> **Problem to work on**
Reproduce all the lines exactly as they stand, apart from the pictures.

>> begin

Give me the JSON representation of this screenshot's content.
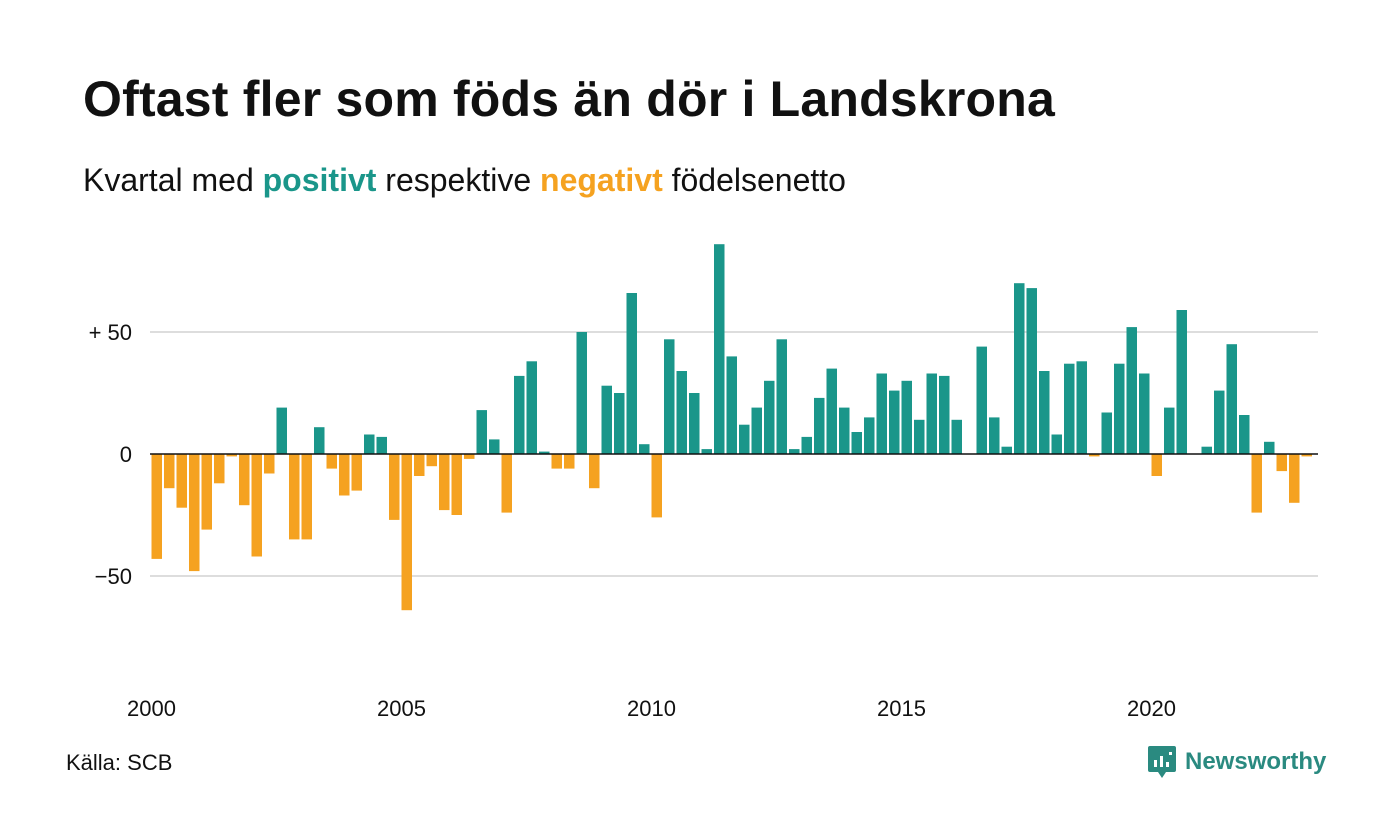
{
  "header": {
    "title": "Oftast fler som föds än dör i Landskrona",
    "subtitle_part1": "Kvartal med ",
    "subtitle_positive": "positivt",
    "subtitle_part2": " respektive ",
    "subtitle_negative": "negativt",
    "subtitle_part3": " födelsenetto"
  },
  "footer": {
    "source": "Källa: SCB",
    "brand": "Newsworthy"
  },
  "colors": {
    "positive": "#1a968a",
    "negative": "#f5a220",
    "grid": "#dddddd",
    "brand": "#2a8a80"
  },
  "chart_data": {
    "type": "bar",
    "x_start": "2000 Q1",
    "period": "quarter",
    "ylim": [
      -75,
      88
    ],
    "yticks": [
      {
        "value": 50,
        "label": "+ 50"
      },
      {
        "value": 0,
        "label": "0"
      },
      {
        "value": -50,
        "label": "−50"
      }
    ],
    "xticks": [
      {
        "year": 2000,
        "label": "2000"
      },
      {
        "year": 2005,
        "label": "2005"
      },
      {
        "year": 2010,
        "label": "2010"
      },
      {
        "year": 2015,
        "label": "2015"
      },
      {
        "year": 2020,
        "label": "2020"
      }
    ],
    "grid": true,
    "values": [
      -43,
      -14,
      -22,
      -48,
      -31,
      -12,
      -1,
      -21,
      -42,
      -8,
      19,
      -35,
      -35,
      11,
      -6,
      -17,
      -15,
      8,
      7,
      -27,
      -64,
      -9,
      -5,
      -23,
      -25,
      -2,
      18,
      6,
      -24,
      32,
      38,
      1,
      -6,
      -6,
      50,
      -14,
      28,
      25,
      66,
      4,
      -26,
      47,
      34,
      25,
      2,
      86,
      40,
      12,
      19,
      30,
      47,
      2,
      7,
      23,
      35,
      19,
      9,
      15,
      33,
      26,
      30,
      14,
      33,
      32,
      14,
      0,
      44,
      15,
      3,
      70,
      68,
      34,
      8,
      37,
      38,
      -1,
      17,
      37,
      52,
      33,
      -9,
      19,
      59,
      0,
      3,
      26,
      45,
      16,
      -24,
      5,
      -7,
      -20,
      -1
    ]
  }
}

>> end

> **Exercise answer**
Give me the JSON representation of this screenshot's content.
{
  "header": {
    "title": "Oftast fler som föds än dör i Landskrona",
    "subtitle_part1": "Kvartal med ",
    "subtitle_positive": "positivt",
    "subtitle_part2": " respektive ",
    "subtitle_negative": "negativt",
    "subtitle_part3": " födelsenetto"
  },
  "footer": {
    "source": "Källa: SCB",
    "brand": "Newsworthy"
  },
  "colors": {
    "positive": "#1a968a",
    "negative": "#f5a220",
    "grid": "#dddddd",
    "brand": "#2a8a80"
  },
  "chart_data": {
    "type": "bar",
    "x_start": "2000 Q1",
    "period": "quarter",
    "ylim": [
      -75,
      88
    ],
    "yticks": [
      {
        "value": 50,
        "label": "+ 50"
      },
      {
        "value": 0,
        "label": "0"
      },
      {
        "value": -50,
        "label": "−50"
      }
    ],
    "xticks": [
      {
        "year": 2000,
        "label": "2000"
      },
      {
        "year": 2005,
        "label": "2005"
      },
      {
        "year": 2010,
        "label": "2010"
      },
      {
        "year": 2015,
        "label": "2015"
      },
      {
        "year": 2020,
        "label": "2020"
      }
    ],
    "grid": true,
    "values": [
      -43,
      -14,
      -22,
      -48,
      -31,
      -12,
      -1,
      -21,
      -42,
      -8,
      19,
      -35,
      -35,
      11,
      -6,
      -17,
      -15,
      8,
      7,
      -27,
      -64,
      -9,
      -5,
      -23,
      -25,
      -2,
      18,
      6,
      -24,
      32,
      38,
      1,
      -6,
      -6,
      50,
      -14,
      28,
      25,
      66,
      4,
      -26,
      47,
      34,
      25,
      2,
      86,
      40,
      12,
      19,
      30,
      47,
      2,
      7,
      23,
      35,
      19,
      9,
      15,
      33,
      26,
      30,
      14,
      33,
      32,
      14,
      0,
      44,
      15,
      3,
      70,
      68,
      34,
      8,
      37,
      38,
      -1,
      17,
      37,
      52,
      33,
      -9,
      19,
      59,
      0,
      3,
      26,
      45,
      16,
      -24,
      5,
      -7,
      -20,
      -1
    ]
  }
}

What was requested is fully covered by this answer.